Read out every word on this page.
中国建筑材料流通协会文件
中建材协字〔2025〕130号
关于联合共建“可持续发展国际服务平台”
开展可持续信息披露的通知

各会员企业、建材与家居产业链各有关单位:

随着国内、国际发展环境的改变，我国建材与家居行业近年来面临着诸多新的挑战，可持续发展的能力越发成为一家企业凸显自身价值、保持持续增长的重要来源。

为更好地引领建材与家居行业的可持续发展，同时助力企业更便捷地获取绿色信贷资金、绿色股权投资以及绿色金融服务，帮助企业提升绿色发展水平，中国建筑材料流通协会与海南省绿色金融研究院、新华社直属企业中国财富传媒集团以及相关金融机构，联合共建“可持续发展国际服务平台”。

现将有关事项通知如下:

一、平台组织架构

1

---

# Given problem
How many lines of the data hold the string "可持续发展国际服务平台"? Reply with the number alone.

# Result for this task
2